**WHAT YOU HAVE TO DO**
Retype the material word for word.

**PROVIDED RECORDS**
Begin

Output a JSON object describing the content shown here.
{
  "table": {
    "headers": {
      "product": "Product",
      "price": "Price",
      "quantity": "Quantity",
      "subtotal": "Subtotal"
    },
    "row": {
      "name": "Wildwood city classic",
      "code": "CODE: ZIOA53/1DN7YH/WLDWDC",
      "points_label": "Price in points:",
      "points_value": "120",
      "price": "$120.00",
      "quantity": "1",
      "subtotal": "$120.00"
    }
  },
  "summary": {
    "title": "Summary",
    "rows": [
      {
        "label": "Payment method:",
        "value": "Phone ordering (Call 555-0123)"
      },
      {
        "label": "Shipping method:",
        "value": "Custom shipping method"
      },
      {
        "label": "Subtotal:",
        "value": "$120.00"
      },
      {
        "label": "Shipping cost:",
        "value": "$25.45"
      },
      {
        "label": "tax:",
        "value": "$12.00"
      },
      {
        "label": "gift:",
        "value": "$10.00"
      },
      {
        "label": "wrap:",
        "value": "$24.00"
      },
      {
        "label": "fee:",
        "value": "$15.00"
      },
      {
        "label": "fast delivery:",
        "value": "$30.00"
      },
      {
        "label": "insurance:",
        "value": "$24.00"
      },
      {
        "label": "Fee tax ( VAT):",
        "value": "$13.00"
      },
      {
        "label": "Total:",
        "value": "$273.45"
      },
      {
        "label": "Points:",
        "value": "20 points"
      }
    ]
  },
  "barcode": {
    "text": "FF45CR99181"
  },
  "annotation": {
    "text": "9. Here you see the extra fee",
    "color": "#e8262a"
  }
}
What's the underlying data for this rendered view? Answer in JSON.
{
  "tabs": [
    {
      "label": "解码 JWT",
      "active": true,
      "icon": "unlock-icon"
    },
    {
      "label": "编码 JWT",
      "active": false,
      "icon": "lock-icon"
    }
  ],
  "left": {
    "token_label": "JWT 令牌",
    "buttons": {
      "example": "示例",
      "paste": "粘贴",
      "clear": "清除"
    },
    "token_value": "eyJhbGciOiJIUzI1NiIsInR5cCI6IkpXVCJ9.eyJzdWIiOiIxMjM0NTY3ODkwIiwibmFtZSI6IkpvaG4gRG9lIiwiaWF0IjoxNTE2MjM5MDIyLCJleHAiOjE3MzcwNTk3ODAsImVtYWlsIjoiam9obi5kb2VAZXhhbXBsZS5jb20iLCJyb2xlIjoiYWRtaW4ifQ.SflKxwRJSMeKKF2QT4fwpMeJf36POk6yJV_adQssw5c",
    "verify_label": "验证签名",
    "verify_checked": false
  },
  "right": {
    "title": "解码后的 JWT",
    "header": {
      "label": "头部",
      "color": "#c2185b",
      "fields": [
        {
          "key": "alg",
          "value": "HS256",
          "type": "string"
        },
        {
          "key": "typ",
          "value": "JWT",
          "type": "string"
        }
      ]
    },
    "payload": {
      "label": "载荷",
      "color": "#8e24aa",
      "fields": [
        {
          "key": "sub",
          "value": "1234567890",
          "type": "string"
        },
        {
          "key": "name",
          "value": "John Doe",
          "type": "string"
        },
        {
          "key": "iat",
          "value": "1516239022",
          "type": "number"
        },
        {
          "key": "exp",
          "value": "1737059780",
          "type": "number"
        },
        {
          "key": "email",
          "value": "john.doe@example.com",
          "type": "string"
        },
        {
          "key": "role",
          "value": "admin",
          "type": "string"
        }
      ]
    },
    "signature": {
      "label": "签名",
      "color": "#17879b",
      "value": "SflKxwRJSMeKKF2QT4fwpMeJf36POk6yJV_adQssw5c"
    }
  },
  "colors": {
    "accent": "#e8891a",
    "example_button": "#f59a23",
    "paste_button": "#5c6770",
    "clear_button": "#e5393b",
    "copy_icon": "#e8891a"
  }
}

End

**COMPLETED EXERCISE**
Output a JSON object describing the content shown here.
{
  "table": {
    "headers": {
      "product": "Product",
      "price": "Price",
      "quantity": "Quantity",
      "subtotal": "Subtotal"
    },
    "row": {
      "name": "Wildwood city classic",
      "code": "CODE: ZIOA53/1DN7YH/WLDWDC",
      "points_label": "Price in points:",
      "points_value": "120",
      "price": "$120.00",
      "quantity": "1",
      "subtotal": "$120.00"
    }
  },
  "summary": {
    "title": "Summary",
    "rows": [
      {
        "label": "Payment method:",
        "value": "Phone ordering (Call 555-0123)"
      },
      {
        "label": "Shipping method:",
        "value": "Custom shipping method"
      },
      {
        "label": "Subtotal:",
        "value": "$120.00"
      },
      {
        "label": "Shipping cost:",
        "value": "$25.45"
      },
      {
        "label": "tax:",
        "value": "$12.00"
      },
      {
        "label": "gift:",
        "value": "$10.00"
      },
      {
        "label": "wrap:",
        "value": "$24.00"
      },
      {
        "label": "fee:",
        "value": "$15.00"
      },
      {
        "label": "fast delivery:",
        "value": "$30.00"
      },
      {
        "label": "insurance:",
        "value": "$24.00"
      },
      {
        "label": "Fee tax ( VAT):",
        "value": "$13.00"
      },
      {
        "label": "Total:",
        "value": "$273.45"
      },
      {
        "label": "Points:",
        "value": "20 points"
      }
    ]
  },
  "barcode": {
    "text": "FF45CR99181"
  },
  "annotation": {
    "text": "9. Here you see the extra fee",
    "color": "#e8262a"
  }
}
What's the underlying data for this rendered view? Answer in JSON.
{
  "tabs": [
    {
      "label": "解码 JWT",
      "active": true,
      "icon": "unlock-icon"
    },
    {
      "label": "编码 JWT",
      "active": false,
      "icon": "lock-icon"
    }
  ],
  "left": {
    "token_label": "JWT 令牌",
    "buttons": {
      "example": "示例",
      "paste": "粘贴",
      "clear": "清除"
    },
    "token_value": "eyJhbGciOiJIUzI1NiIsInR5cCI6IkpXVCJ9.eyJzdWIiOiIxMjM0NTY3ODkwIiwibmFtZSI6IkpvaG4gRG9lIiwiaWF0IjoxNTE2MjM5MDIyLCJleHAiOjE3MzcwNTk3ODAsImVtYWlsIjoiam9obi5kb2VAZXhhbXBsZS5jb20iLCJyb2xlIjoiYWRtaW4ifQ.SflKxwRJSMeKKF2QT4fwpMeJf36POk6yJV_adQssw5c",
    "verify_label": "验证签名",
    "verify_checked": false
  },
  "right": {
    "title": "解码后的 JWT",
    "header": {
      "label": "头部",
      "color": "#c2185b",
      "fields": [
        {
          "key": "alg",
          "value": "HS256",
          "type": "string"
        },
        {
          "key": "typ",
          "value": "JWT",
          "type": "string"
        }
      ]
    },
    "payload": {
      "label": "载荷",
      "color": "#8e24aa",
      "fields": [
        {
          "key": "sub",
          "value": "1234567890",
          "type": "string"
        },
        {
          "key": "name",
          "value": "John Doe",
          "type": "string"
        },
        {
          "key": "iat",
          "value": "1516239022",
          "type": "number"
        },
        {
          "key": "exp",
          "value": "1737059780",
          "type": "number"
        },
        {
          "key": "email",
          "value": "john.doe@example.com",
          "type": "string"
        },
        {
          "key": "role",
          "value": "admin",
          "type": "string"
        }
      ]
    },
    "signature": {
      "label": "签名",
      "color": "#17879b",
      "value": "SflKxwRJSMeKKF2QT4fwpMeJf36POk6yJV_adQssw5c"
    }
  },
  "colors": {
    "accent": "#e8891a",
    "example_button": "#f59a23",
    "paste_button": "#5c6770",
    "clear_button": "#e5393b",
    "copy_icon": "#e8891a"
  }
}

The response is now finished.